Set task: Extract each line from the entries below that has the string "date" in it.

--- --- ---

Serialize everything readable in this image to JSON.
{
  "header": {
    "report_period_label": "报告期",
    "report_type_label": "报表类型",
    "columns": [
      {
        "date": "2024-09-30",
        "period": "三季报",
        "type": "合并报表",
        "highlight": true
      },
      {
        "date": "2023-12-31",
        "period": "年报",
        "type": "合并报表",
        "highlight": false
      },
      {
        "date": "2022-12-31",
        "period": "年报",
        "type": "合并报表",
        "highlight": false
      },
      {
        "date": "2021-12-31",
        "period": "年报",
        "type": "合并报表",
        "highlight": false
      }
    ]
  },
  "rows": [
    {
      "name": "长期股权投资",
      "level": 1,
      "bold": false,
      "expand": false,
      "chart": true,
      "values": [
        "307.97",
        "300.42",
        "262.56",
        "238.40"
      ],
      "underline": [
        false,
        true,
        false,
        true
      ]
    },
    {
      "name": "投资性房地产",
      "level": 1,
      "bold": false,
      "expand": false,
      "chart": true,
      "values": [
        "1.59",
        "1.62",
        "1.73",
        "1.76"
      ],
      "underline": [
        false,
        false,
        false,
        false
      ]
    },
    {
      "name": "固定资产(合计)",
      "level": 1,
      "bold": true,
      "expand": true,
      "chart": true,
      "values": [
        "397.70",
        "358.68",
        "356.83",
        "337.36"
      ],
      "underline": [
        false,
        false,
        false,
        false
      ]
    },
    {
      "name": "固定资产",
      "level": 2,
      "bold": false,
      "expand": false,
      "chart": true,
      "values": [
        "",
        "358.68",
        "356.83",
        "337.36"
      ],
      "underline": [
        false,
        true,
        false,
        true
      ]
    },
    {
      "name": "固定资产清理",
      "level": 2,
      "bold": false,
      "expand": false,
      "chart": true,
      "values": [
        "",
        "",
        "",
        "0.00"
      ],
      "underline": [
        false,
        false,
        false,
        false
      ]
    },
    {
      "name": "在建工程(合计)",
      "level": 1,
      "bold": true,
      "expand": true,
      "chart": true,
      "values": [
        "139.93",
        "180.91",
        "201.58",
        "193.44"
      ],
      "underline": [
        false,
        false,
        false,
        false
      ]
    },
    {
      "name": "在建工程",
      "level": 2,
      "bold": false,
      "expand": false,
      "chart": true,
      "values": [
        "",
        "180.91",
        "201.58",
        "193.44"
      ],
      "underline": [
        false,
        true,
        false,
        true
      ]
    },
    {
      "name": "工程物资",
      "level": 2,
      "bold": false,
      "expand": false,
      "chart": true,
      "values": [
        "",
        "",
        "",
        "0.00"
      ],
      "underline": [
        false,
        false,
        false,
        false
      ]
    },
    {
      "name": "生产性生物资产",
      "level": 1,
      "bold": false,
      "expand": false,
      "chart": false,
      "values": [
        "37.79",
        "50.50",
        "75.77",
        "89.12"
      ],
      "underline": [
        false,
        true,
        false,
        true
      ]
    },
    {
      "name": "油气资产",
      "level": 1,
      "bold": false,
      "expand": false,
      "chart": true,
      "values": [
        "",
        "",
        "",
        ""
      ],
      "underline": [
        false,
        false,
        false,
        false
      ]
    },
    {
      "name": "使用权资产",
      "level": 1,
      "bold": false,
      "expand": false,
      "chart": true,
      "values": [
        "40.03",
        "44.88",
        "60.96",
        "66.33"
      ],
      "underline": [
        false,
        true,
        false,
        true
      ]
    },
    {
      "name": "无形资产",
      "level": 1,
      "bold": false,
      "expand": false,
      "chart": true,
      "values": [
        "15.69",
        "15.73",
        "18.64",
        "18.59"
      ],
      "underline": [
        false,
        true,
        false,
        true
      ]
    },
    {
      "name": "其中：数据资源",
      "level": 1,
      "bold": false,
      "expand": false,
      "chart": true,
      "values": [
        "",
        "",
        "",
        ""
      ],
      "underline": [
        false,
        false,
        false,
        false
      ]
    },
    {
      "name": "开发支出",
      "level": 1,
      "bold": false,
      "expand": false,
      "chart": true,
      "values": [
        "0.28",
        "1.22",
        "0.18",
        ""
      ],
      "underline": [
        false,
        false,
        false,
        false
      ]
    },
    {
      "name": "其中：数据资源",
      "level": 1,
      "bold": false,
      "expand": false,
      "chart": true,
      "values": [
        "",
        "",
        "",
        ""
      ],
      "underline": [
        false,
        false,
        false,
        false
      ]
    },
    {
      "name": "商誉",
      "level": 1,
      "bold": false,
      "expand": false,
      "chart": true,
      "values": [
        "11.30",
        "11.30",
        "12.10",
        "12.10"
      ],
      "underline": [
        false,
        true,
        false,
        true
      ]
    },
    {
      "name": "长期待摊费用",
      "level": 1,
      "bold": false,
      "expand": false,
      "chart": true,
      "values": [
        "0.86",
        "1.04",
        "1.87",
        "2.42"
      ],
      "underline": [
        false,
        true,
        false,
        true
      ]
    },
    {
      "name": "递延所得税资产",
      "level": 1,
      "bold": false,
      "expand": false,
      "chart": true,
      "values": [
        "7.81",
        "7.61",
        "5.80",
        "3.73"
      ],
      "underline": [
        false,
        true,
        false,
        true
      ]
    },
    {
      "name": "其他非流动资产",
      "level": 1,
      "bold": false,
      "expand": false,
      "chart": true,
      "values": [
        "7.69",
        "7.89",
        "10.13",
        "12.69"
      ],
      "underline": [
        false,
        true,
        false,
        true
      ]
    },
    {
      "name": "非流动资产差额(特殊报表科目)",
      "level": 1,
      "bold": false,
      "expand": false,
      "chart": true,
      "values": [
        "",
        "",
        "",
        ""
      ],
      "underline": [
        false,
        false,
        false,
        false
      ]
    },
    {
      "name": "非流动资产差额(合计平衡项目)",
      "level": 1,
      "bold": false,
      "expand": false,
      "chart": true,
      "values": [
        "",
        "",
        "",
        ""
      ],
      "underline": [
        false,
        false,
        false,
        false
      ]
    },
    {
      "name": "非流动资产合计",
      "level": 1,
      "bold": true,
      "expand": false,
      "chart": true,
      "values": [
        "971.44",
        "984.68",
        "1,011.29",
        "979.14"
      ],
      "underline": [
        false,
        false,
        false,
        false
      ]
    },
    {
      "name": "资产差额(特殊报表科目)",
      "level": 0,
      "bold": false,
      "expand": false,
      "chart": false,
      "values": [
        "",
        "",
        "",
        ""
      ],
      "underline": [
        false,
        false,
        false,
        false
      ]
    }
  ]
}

--- --- ---

Final result:
        "date": "2024-09-30",
        "date": "2023-12-31",
        "date": "2022-12-31",
        "date": "2021-12-31",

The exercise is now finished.